• [REQUIRED TASK] Copy out the records precisely, omitting pictures.

Start of EXERCISE INPUTS

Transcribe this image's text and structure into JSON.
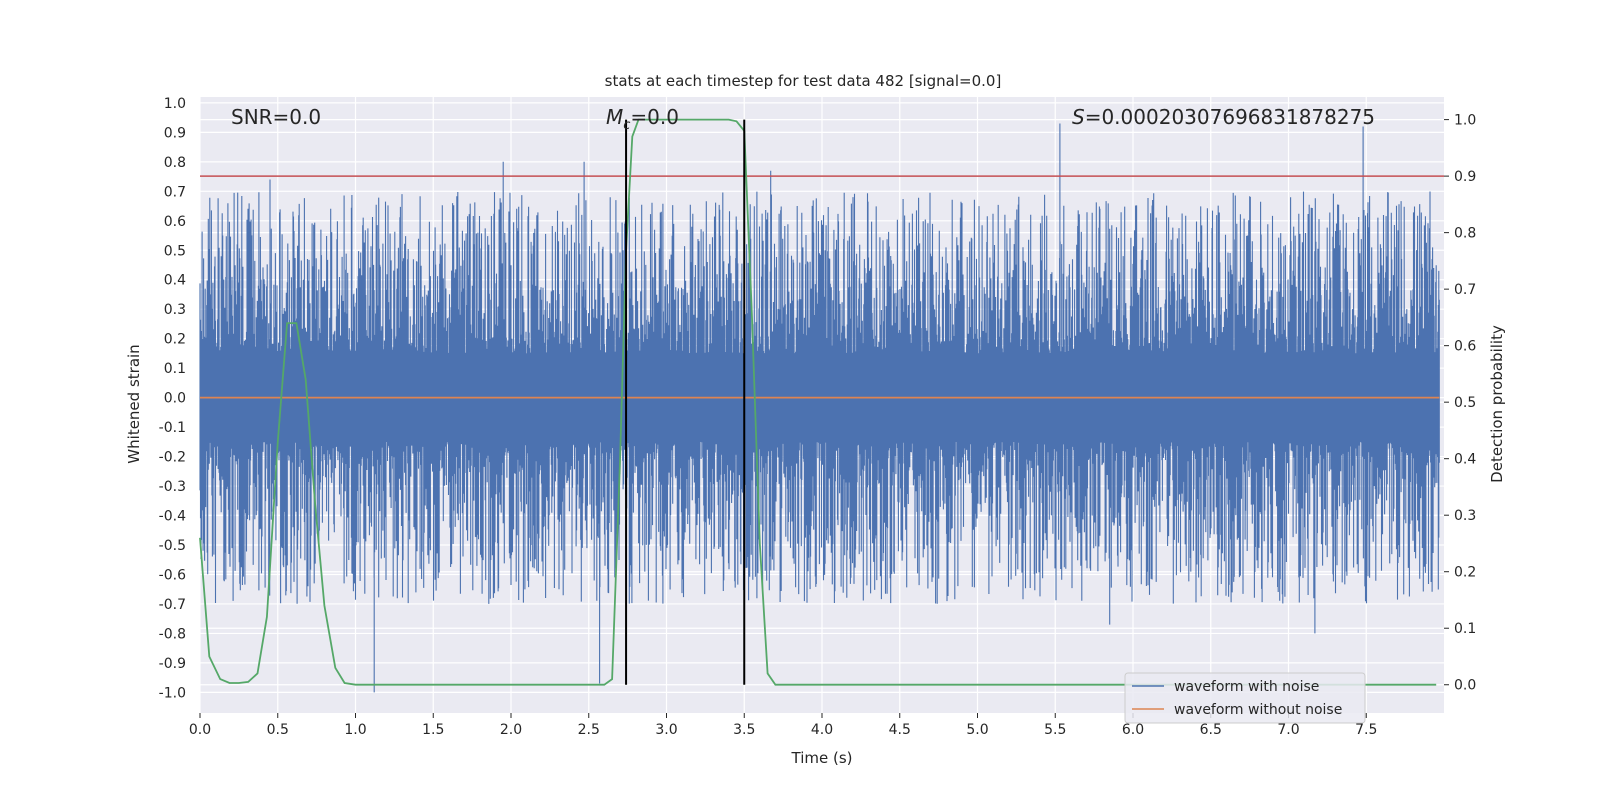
{
  "chart_data": {
    "type": "line",
    "title": "stats at each timestep for test data 482 [signal=0.0]",
    "xlabel": "Time (s)",
    "ylabel_left": "Whitened strain",
    "ylabel_right": "Detection probability",
    "xlim": [
      0.0,
      8.0
    ],
    "ylim_left": [
      -1.07,
      1.02
    ],
    "ylim_right": [
      -0.05,
      1.04
    ],
    "xticks": [
      "0.0",
      "0.5",
      "1.0",
      "1.5",
      "2.0",
      "2.5",
      "3.0",
      "3.5",
      "4.0",
      "4.5",
      "5.0",
      "5.5",
      "6.0",
      "6.5",
      "7.0",
      "7.5"
    ],
    "yticks_left": [
      "1.0",
      "0.9",
      "0.8",
      "0.7",
      "0.6",
      "0.5",
      "0.4",
      "0.3",
      "0.2",
      "0.1",
      "0.0",
      "-0.1",
      "-0.2",
      "-0.3",
      "-0.4",
      "-0.5",
      "-0.6",
      "-0.7",
      "-0.8",
      "-0.9",
      "-1.0"
    ],
    "yticks_right": [
      "1.0",
      "0.9",
      "0.8",
      "0.7",
      "0.6",
      "0.5",
      "0.4",
      "0.3",
      "0.2",
      "0.1",
      "0.0"
    ],
    "grid": true,
    "legend_position": "bottom-right",
    "annotations": {
      "snr": "SNR=0.0",
      "mc_symbol": "M",
      "mc_sub": "c",
      "mc_value": "=0.0",
      "s_symbol": "S",
      "s_value": "=0.00020307696831878275"
    },
    "series": [
      {
        "name": "waveform with noise",
        "axis": "left",
        "color": "#4c72b0",
        "style": "noise",
        "amplitude_range": [
          -1.0,
          0.93
        ],
        "peaks": [
          [
            0.45,
            0.74
          ],
          [
            1.95,
            0.8
          ],
          [
            2.47,
            0.8
          ],
          [
            3.67,
            0.77
          ],
          [
            5.53,
            0.93
          ],
          [
            7.48,
            0.92
          ],
          [
            1.12,
            -1.0
          ],
          [
            2.57,
            -0.97
          ],
          [
            5.85,
            -0.77
          ],
          [
            7.17,
            -0.8
          ]
        ]
      },
      {
        "name": "waveform without noise",
        "axis": "left",
        "color": "#dd8452",
        "x": [
          0.0,
          8.0
        ],
        "y": [
          0.0,
          0.0
        ]
      },
      {
        "name": "",
        "axis": "right",
        "color": "#55a868",
        "x": [
          0.0,
          0.06,
          0.13,
          0.19,
          0.25,
          0.31,
          0.37,
          0.43,
          0.5,
          0.56,
          0.62,
          0.68,
          0.74,
          0.8,
          0.87,
          0.93,
          1.0,
          2.6,
          2.65,
          2.7,
          2.74,
          2.78,
          2.82,
          3.4,
          3.45,
          3.5,
          3.55,
          3.6,
          3.65,
          3.7,
          7.95
        ],
        "y": [
          0.26,
          0.05,
          0.01,
          0.003,
          0.003,
          0.005,
          0.02,
          0.12,
          0.43,
          0.64,
          0.64,
          0.54,
          0.32,
          0.14,
          0.03,
          0.003,
          0.0,
          0.0,
          0.01,
          0.39,
          0.77,
          0.97,
          1.0,
          1.0,
          0.997,
          0.98,
          0.65,
          0.25,
          0.02,
          0.0,
          0.0
        ]
      }
    ],
    "hlines": [
      {
        "axis": "right",
        "y": 0.9,
        "color": "#c44e52"
      }
    ],
    "vlines": [
      {
        "x": 2.74,
        "y_range_right": [
          0.0,
          1.0
        ],
        "color": "#000000"
      },
      {
        "x": 3.5,
        "y_range_right": [
          0.0,
          1.0
        ],
        "color": "#000000"
      }
    ]
  }
}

End of EXERCISE INPUTS

• [COMPLETED EXERCISE]
Transcribe this image's text and structure into JSON.
{
  "chart_data": {
    "type": "line",
    "title": "stats at each timestep for test data 482 [signal=0.0]",
    "xlabel": "Time (s)",
    "ylabel_left": "Whitened strain",
    "ylabel_right": "Detection probability",
    "xlim": [
      0.0,
      8.0
    ],
    "ylim_left": [
      -1.07,
      1.02
    ],
    "ylim_right": [
      -0.05,
      1.04
    ],
    "xticks": [
      "0.0",
      "0.5",
      "1.0",
      "1.5",
      "2.0",
      "2.5",
      "3.0",
      "3.5",
      "4.0",
      "4.5",
      "5.0",
      "5.5",
      "6.0",
      "6.5",
      "7.0",
      "7.5"
    ],
    "yticks_left": [
      "1.0",
      "0.9",
      "0.8",
      "0.7",
      "0.6",
      "0.5",
      "0.4",
      "0.3",
      "0.2",
      "0.1",
      "0.0",
      "-0.1",
      "-0.2",
      "-0.3",
      "-0.4",
      "-0.5",
      "-0.6",
      "-0.7",
      "-0.8",
      "-0.9",
      "-1.0"
    ],
    "yticks_right": [
      "1.0",
      "0.9",
      "0.8",
      "0.7",
      "0.6",
      "0.5",
      "0.4",
      "0.3",
      "0.2",
      "0.1",
      "0.0"
    ],
    "grid": true,
    "legend_position": "bottom-right",
    "annotations": {
      "snr": "SNR=0.0",
      "mc_symbol": "M",
      "mc_sub": "c",
      "mc_value": "=0.0",
      "s_symbol": "S",
      "s_value": "=0.00020307696831878275"
    },
    "series": [
      {
        "name": "waveform with noise",
        "axis": "left",
        "color": "#4c72b0",
        "style": "noise",
        "amplitude_range": [
          -1.0,
          0.93
        ],
        "peaks": [
          [
            0.45,
            0.74
          ],
          [
            1.95,
            0.8
          ],
          [
            2.47,
            0.8
          ],
          [
            3.67,
            0.77
          ],
          [
            5.53,
            0.93
          ],
          [
            7.48,
            0.92
          ],
          [
            1.12,
            -1.0
          ],
          [
            2.57,
            -0.97
          ],
          [
            5.85,
            -0.77
          ],
          [
            7.17,
            -0.8
          ]
        ]
      },
      {
        "name": "waveform without noise",
        "axis": "left",
        "color": "#dd8452",
        "x": [
          0.0,
          8.0
        ],
        "y": [
          0.0,
          0.0
        ]
      },
      {
        "name": "",
        "axis": "right",
        "color": "#55a868",
        "x": [
          0.0,
          0.06,
          0.13,
          0.19,
          0.25,
          0.31,
          0.37,
          0.43,
          0.5,
          0.56,
          0.62,
          0.68,
          0.74,
          0.8,
          0.87,
          0.93,
          1.0,
          2.6,
          2.65,
          2.7,
          2.74,
          2.78,
          2.82,
          3.4,
          3.45,
          3.5,
          3.55,
          3.6,
          3.65,
          3.7,
          7.95
        ],
        "y": [
          0.26,
          0.05,
          0.01,
          0.003,
          0.003,
          0.005,
          0.02,
          0.12,
          0.43,
          0.64,
          0.64,
          0.54,
          0.32,
          0.14,
          0.03,
          0.003,
          0.0,
          0.0,
          0.01,
          0.39,
          0.77,
          0.97,
          1.0,
          1.0,
          0.997,
          0.98,
          0.65,
          0.25,
          0.02,
          0.0,
          0.0
        ]
      }
    ],
    "hlines": [
      {
        "axis": "right",
        "y": 0.9,
        "color": "#c44e52"
      }
    ],
    "vlines": [
      {
        "x": 2.74,
        "y_range_right": [
          0.0,
          1.0
        ],
        "color": "#000000"
      },
      {
        "x": 3.5,
        "y_range_right": [
          0.0,
          1.0
        ],
        "color": "#000000"
      }
    ]
  }
}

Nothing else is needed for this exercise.